-- start RECORDS PROVIDED --

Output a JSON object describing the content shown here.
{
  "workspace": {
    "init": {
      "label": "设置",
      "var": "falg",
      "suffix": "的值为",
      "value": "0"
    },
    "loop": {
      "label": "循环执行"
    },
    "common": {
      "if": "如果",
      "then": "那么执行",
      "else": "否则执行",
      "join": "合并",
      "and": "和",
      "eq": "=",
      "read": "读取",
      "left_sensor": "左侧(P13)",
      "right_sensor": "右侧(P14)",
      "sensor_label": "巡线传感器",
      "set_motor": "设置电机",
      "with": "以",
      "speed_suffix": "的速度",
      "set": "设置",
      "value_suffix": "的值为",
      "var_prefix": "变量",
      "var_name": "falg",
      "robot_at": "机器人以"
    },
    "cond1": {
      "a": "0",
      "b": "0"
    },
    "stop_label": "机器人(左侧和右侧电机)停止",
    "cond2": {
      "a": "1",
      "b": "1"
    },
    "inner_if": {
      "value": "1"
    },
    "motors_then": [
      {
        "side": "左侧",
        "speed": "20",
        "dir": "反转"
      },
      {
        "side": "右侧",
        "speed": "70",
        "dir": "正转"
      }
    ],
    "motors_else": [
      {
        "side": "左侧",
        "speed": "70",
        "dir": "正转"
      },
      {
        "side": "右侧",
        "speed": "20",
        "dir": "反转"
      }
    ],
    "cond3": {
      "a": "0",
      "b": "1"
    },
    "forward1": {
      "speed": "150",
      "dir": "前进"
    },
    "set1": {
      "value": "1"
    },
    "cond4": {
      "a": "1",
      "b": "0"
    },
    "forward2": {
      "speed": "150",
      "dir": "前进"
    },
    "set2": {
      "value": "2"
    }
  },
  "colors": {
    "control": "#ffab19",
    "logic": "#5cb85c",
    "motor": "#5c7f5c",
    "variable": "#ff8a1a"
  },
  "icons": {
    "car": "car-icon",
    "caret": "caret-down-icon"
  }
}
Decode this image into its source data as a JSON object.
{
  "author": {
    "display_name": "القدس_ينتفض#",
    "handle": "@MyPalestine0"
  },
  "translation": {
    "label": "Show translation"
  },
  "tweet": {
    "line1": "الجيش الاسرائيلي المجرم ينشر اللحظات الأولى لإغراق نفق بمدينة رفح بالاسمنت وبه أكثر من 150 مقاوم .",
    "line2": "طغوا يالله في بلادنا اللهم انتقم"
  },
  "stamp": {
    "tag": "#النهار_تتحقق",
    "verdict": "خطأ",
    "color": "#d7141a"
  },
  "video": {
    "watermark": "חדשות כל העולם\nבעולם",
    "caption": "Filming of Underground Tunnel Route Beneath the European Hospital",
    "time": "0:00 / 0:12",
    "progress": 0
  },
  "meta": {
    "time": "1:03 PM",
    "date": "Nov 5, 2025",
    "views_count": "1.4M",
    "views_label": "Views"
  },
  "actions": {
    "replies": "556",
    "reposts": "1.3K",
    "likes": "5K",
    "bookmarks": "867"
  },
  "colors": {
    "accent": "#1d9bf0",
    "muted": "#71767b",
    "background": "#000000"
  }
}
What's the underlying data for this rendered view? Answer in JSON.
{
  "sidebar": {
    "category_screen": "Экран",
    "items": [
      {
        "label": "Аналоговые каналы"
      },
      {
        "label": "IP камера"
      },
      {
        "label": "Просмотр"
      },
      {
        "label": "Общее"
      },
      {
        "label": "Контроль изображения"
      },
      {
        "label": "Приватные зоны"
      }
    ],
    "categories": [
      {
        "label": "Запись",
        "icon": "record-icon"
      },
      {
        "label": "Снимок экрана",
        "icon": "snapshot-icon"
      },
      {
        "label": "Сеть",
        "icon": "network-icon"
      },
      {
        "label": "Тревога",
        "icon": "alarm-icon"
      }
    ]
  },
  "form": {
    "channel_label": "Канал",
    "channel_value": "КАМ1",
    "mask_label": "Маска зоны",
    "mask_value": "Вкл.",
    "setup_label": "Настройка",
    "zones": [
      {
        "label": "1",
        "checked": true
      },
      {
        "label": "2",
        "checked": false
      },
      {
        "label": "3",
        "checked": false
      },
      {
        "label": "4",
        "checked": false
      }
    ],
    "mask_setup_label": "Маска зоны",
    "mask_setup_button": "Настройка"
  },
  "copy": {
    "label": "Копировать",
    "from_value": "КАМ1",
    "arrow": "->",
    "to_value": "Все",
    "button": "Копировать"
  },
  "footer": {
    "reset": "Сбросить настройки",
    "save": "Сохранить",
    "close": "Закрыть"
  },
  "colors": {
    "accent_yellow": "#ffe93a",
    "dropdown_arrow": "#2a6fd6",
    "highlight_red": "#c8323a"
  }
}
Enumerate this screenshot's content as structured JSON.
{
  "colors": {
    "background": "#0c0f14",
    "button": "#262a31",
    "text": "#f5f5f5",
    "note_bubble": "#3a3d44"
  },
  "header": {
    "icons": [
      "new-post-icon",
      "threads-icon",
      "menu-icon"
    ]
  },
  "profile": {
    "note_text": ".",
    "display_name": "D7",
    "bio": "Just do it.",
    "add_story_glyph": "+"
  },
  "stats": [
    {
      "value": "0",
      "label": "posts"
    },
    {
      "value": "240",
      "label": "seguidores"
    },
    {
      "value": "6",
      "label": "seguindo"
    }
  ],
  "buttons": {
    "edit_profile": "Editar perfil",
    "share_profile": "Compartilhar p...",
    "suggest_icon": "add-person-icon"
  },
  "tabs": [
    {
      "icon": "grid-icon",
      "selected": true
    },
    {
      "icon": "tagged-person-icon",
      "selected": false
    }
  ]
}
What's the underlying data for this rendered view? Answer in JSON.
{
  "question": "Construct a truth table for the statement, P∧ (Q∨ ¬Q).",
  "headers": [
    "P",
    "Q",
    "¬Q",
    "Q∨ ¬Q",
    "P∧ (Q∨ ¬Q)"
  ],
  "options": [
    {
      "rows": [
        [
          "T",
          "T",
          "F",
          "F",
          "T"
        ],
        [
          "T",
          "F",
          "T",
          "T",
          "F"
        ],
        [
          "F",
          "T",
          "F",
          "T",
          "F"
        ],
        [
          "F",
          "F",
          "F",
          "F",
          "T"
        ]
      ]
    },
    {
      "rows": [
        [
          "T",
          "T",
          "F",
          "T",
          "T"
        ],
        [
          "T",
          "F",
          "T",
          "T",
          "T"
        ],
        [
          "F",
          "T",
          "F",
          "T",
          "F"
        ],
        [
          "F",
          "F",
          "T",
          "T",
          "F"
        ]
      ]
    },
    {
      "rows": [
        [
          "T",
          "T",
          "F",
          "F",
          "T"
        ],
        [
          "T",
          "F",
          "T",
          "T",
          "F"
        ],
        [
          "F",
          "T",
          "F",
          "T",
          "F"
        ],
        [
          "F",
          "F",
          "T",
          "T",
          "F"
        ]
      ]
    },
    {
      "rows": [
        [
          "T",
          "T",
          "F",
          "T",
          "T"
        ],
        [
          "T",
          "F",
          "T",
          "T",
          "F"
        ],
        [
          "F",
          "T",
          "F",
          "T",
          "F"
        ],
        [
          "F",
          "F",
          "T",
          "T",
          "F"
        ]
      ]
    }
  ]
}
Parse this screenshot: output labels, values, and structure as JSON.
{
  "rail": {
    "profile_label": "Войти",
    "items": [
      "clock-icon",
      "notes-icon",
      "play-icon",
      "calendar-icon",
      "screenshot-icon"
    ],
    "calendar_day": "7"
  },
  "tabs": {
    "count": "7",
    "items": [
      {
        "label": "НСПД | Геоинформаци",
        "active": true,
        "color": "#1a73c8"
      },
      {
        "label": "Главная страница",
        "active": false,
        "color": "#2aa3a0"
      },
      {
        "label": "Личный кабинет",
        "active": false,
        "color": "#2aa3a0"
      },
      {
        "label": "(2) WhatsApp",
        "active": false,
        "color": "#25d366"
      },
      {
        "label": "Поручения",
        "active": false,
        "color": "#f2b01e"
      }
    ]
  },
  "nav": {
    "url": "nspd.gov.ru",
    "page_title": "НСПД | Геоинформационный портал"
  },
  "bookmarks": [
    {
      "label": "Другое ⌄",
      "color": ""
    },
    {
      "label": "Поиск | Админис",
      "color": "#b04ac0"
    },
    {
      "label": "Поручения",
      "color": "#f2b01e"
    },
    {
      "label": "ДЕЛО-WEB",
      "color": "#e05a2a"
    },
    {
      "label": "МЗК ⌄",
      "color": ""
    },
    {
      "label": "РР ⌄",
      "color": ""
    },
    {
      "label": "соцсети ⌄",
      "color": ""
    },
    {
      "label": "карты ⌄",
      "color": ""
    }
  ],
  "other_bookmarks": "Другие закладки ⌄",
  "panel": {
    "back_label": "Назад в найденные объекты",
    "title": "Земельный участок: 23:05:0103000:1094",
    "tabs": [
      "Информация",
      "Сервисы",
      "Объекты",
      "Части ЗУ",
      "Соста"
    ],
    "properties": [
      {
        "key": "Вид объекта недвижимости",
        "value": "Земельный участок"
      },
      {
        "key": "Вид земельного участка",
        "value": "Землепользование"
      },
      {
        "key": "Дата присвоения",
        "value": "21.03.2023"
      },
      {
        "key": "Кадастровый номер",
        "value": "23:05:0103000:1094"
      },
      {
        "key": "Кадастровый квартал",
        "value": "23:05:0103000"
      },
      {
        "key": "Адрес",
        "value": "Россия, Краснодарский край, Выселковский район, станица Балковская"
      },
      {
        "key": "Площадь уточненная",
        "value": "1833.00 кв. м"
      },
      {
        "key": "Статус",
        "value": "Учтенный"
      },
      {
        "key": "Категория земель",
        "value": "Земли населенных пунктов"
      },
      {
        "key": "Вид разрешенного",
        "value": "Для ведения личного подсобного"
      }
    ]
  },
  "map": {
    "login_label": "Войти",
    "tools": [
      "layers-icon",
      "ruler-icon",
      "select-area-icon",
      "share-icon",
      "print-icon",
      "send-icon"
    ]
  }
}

-- end RECORDS PROVIDED --

Determine the number of lines in the records that include the string "content", and respond with that number only.

## RESPONSE FOR THIS EXERCISE
2